(TEXT EXTRACT):
The Federal Reserve noted that it "does not currently impose regulatory risk management standards on bank holding companies generally and that it has addressed risk management through supervisory guidance." The standards set forth in the Proposed Rule are more stringent for Risk Committees of covered companies than for Risk Committees of over $10 billion public bank holding companies. This is consistent with the Federal Reserve's conclusion that the expertise of the Risk Committee membership should be commensurate with the complexity and risk profile of the organizations.
Notably, the Federal Reserve emphasizes that "the Risk Committee and overall risk management requirements contained in the proposed rule supplement the Federal Reserve's existing risk management guidance and supervisory expectations."12
Chief Risk Officer
Consistent with Section 165(b)(1)(A)(iii) of the Dodd-Frank Act, Section 252.126(d) of the Proposed Rule requires covered companies to appoint a Chief Risk Officer and describe the officer's role and responsibilities, expertise, and reporting lines. Specifically, the Proposed Rule requires:
1. Appointment. The Appointment of a Chief Risk Officer to implement and maintain appropriate enterprise-wide risk management practices for the company
2. Responsibilities. Specified roles and responsibilities for the Chief Risk Officer, which include:
a. Designation of specific responsibilities and direct oversight for allocating delegated risk limits and monitoring compliance with such limits
b. establishing appropriate policies and procedures relating to risk management governance, practices, and risk controls
c. developing appropriate processes and systems for identifying and reporting risks, including emerging risks
d. managing risk exposures and risk controls; monitoring and testing risk controls
e. reporting risk management issues and emerging risks
f. ensuring that risk management issues are effectively resolved in a timely manner.

(MATERIAL PROVIDED):
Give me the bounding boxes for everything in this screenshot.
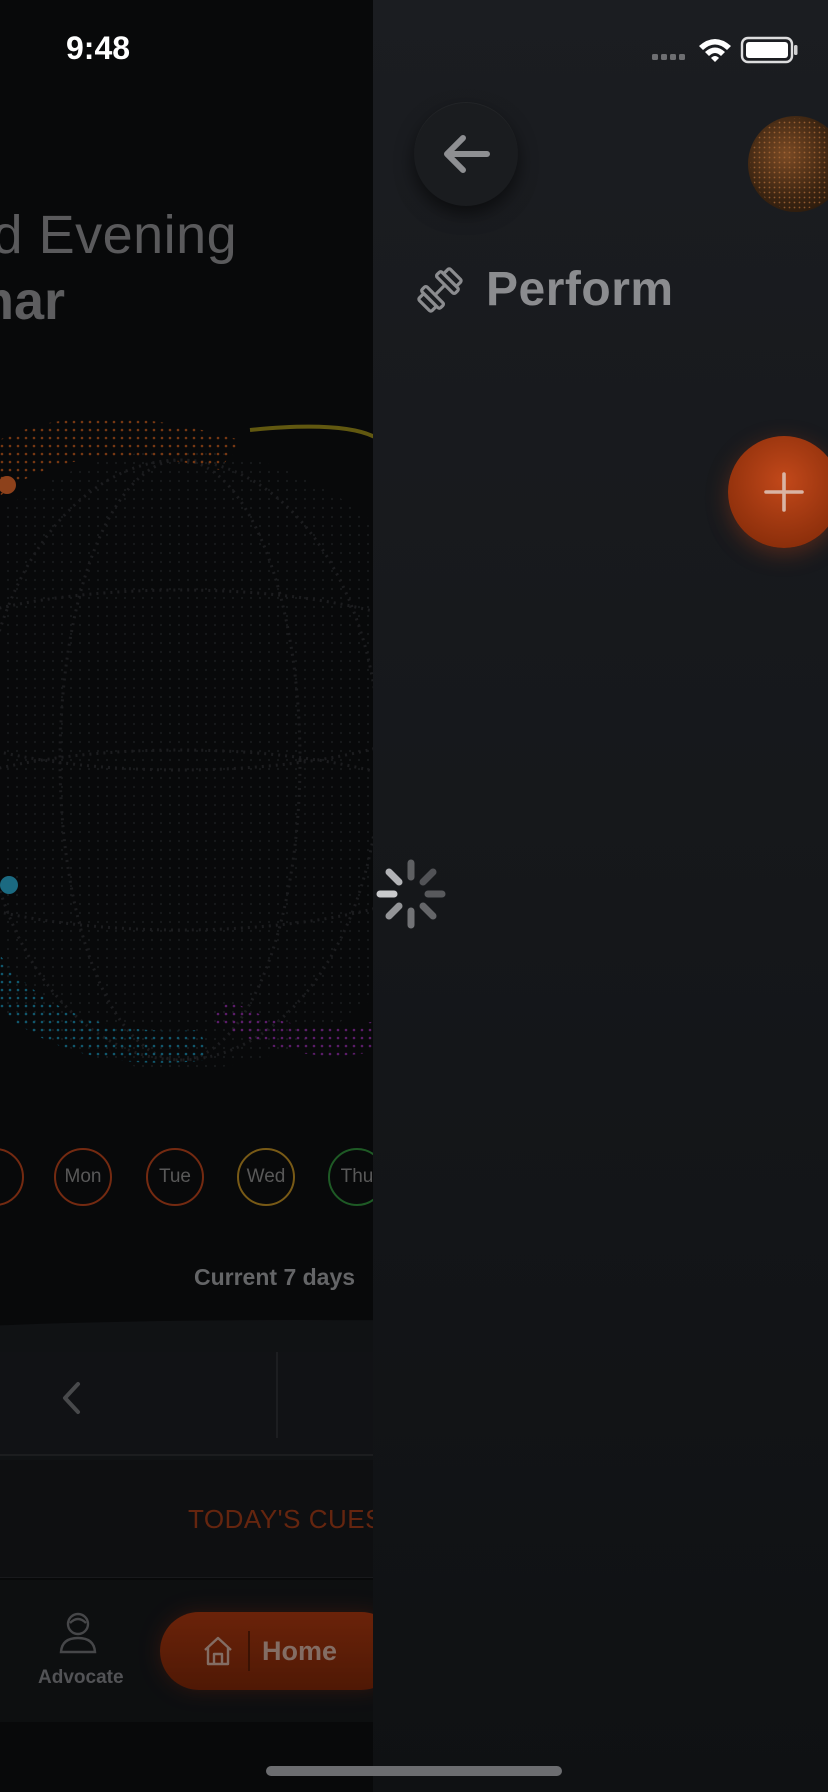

(REQUIREMENT): Rewrite the paragraph of the Federal Reserve text that begins "The Federal Reserve noted that" in shorter form, keeping its main facts. The data on this page were drawn from a different source than the Federal Reserve text.

(OUTPUT OF THE EXERCISE): The Federal Reserve said it does not currently impose regulatory risk management standards on bank holding companies generally. Instead, it has handled risk management through supervisory guidance. The Proposed Rule holds Risk Committees of covered companies to stricter standards than those of public bank holding companies with over $10 billion. This matches the Federal Reserve's view that committee members' expertise should be commensurate with an organization's complexity and risk profile.